▸ **THE EXERCISE**: Omit all pictures. Copy the rest of the material exactly.

··········

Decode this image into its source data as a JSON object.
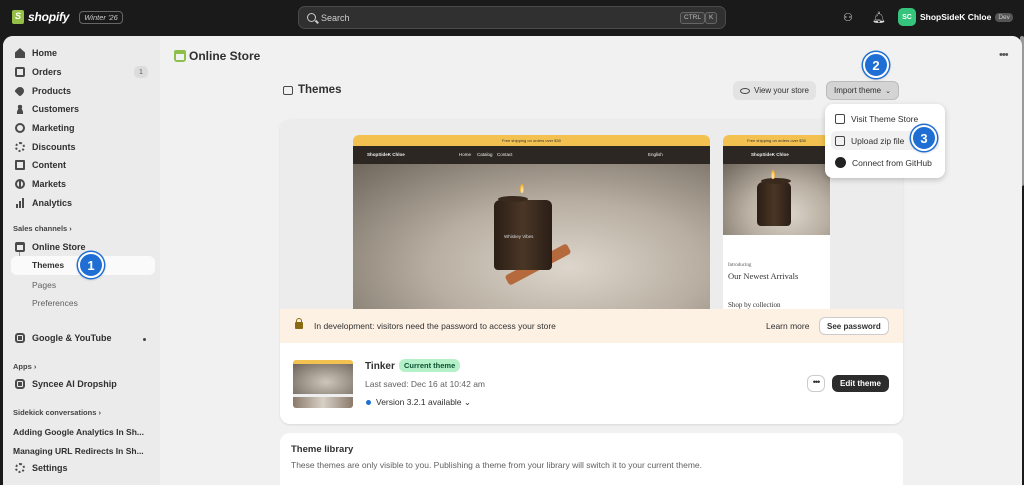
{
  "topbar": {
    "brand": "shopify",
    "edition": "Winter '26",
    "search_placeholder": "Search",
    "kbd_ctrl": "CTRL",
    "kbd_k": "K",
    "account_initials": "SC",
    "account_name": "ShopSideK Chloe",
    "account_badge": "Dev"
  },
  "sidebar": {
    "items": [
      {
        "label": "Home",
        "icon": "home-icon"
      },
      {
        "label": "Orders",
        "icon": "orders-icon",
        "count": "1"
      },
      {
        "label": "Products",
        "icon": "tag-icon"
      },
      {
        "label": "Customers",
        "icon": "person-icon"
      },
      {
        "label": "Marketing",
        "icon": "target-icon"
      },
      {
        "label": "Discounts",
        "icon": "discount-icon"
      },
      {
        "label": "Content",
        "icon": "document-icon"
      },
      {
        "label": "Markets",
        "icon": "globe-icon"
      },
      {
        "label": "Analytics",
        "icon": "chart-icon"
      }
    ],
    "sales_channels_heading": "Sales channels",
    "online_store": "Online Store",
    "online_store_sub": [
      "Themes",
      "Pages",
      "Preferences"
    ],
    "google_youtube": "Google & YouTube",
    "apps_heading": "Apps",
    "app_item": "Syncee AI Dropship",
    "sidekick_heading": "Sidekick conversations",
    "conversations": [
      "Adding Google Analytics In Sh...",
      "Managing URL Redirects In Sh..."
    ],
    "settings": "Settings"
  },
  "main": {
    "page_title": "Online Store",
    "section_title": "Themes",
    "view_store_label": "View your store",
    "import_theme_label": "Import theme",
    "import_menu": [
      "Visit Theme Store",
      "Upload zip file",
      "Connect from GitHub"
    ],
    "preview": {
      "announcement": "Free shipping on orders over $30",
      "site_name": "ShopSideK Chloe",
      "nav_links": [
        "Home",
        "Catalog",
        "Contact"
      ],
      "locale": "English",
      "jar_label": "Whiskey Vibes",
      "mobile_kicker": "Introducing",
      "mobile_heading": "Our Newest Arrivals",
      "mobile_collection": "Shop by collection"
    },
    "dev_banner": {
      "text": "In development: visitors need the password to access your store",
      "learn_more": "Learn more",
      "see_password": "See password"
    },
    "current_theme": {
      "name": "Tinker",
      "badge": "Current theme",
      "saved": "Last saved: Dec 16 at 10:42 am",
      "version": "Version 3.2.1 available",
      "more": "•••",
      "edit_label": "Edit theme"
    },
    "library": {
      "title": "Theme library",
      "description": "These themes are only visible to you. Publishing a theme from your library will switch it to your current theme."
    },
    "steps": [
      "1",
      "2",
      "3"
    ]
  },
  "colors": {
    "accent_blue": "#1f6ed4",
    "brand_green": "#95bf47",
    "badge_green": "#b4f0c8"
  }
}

··········

▸ **WRITTEN RESPONSE**:
Decode this image into its source data as a JSON object.
{
  "topbar": {
    "brand": "shopify",
    "edition": "Winter '26",
    "search_placeholder": "Search",
    "kbd_ctrl": "CTRL",
    "kbd_k": "K",
    "account_initials": "SC",
    "account_name": "ShopSideK Chloe",
    "account_badge": "Dev"
  },
  "sidebar": {
    "items": [
      {
        "label": "Home",
        "icon": "home-icon"
      },
      {
        "label": "Orders",
        "icon": "orders-icon",
        "count": "1"
      },
      {
        "label": "Products",
        "icon": "tag-icon"
      },
      {
        "label": "Customers",
        "icon": "person-icon"
      },
      {
        "label": "Marketing",
        "icon": "target-icon"
      },
      {
        "label": "Discounts",
        "icon": "discount-icon"
      },
      {
        "label": "Content",
        "icon": "document-icon"
      },
      {
        "label": "Markets",
        "icon": "globe-icon"
      },
      {
        "label": "Analytics",
        "icon": "chart-icon"
      }
    ],
    "sales_channels_heading": "Sales channels",
    "online_store": "Online Store",
    "online_store_sub": [
      "Themes",
      "Pages",
      "Preferences"
    ],
    "google_youtube": "Google & YouTube",
    "apps_heading": "Apps",
    "app_item": "Syncee AI Dropship",
    "sidekick_heading": "Sidekick conversations",
    "conversations": [
      "Adding Google Analytics In Sh...",
      "Managing URL Redirects In Sh..."
    ],
    "settings": "Settings"
  },
  "main": {
    "page_title": "Online Store",
    "section_title": "Themes",
    "view_store_label": "View your store",
    "import_theme_label": "Import theme",
    "import_menu": [
      "Visit Theme Store",
      "Upload zip file",
      "Connect from GitHub"
    ],
    "preview": {
      "announcement": "Free shipping on orders over $30",
      "site_name": "ShopSideK Chloe",
      "nav_links": [
        "Home",
        "Catalog",
        "Contact"
      ],
      "locale": "English",
      "jar_label": "Whiskey Vibes",
      "mobile_kicker": "Introducing",
      "mobile_heading": "Our Newest Arrivals",
      "mobile_collection": "Shop by collection"
    },
    "dev_banner": {
      "text": "In development: visitors need the password to access your store",
      "learn_more": "Learn more",
      "see_password": "See password"
    },
    "current_theme": {
      "name": "Tinker",
      "badge": "Current theme",
      "saved": "Last saved: Dec 16 at 10:42 am",
      "version": "Version 3.2.1 available",
      "more": "•••",
      "edit_label": "Edit theme"
    },
    "library": {
      "title": "Theme library",
      "description": "These themes are only visible to you. Publishing a theme from your library will switch it to your current theme."
    },
    "steps": [
      "1",
      "2",
      "3"
    ]
  },
  "colors": {
    "accent_blue": "#1f6ed4",
    "brand_green": "#95bf47",
    "badge_green": "#b4f0c8"
  }
}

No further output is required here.